# [EXERCISE REQUIREMENTS]
Find the lines holding the word "cmschina" and collect them.

Data entries
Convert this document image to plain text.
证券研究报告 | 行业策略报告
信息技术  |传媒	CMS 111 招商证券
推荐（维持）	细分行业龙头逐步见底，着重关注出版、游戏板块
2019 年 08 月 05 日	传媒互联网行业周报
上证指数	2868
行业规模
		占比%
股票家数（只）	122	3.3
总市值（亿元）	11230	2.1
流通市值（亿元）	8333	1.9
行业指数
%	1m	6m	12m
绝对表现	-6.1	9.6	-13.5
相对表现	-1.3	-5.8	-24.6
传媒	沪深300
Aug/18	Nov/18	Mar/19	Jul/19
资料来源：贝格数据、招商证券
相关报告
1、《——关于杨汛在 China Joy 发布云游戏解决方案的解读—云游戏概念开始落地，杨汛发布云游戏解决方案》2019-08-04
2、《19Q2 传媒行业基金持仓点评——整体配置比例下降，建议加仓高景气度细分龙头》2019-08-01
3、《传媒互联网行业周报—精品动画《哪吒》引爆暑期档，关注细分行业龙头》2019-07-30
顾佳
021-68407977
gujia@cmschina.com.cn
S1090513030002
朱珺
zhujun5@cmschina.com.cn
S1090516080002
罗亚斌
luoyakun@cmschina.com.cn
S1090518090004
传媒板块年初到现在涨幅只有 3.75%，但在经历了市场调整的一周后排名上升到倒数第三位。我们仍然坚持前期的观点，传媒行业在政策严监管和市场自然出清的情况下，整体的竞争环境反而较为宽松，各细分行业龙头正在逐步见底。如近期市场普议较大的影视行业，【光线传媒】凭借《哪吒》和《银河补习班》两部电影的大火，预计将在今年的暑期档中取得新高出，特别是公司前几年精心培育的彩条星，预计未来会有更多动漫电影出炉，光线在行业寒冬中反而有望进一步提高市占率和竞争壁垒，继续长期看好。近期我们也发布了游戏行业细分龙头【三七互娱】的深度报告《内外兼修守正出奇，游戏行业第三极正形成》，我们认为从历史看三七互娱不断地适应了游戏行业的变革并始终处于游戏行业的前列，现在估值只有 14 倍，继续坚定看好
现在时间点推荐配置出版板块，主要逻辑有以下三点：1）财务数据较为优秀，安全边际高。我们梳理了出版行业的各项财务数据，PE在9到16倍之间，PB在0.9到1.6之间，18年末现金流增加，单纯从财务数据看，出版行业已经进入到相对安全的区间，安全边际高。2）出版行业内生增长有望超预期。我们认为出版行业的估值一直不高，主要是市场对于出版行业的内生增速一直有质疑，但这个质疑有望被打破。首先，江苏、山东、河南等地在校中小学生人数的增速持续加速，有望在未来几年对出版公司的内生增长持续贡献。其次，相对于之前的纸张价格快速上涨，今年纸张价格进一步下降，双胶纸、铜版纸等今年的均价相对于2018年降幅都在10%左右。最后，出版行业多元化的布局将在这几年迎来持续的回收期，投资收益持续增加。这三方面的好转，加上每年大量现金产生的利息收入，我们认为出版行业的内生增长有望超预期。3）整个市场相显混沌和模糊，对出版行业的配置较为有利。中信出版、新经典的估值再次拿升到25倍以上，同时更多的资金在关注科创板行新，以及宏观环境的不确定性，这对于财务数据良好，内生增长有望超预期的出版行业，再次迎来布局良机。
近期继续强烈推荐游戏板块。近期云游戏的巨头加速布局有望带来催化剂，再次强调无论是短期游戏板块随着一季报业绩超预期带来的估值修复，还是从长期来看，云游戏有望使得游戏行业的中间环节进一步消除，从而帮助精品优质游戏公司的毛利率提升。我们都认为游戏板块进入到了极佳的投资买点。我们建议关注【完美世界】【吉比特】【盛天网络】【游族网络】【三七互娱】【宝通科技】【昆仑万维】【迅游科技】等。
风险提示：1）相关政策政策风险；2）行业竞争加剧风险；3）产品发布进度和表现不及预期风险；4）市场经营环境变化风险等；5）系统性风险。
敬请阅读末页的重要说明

# [WRITTEN ANSWER]
gujia@cmschina.com.cn
zhujun5@cmschina.com.cn
luoyakun@cmschina.com.cn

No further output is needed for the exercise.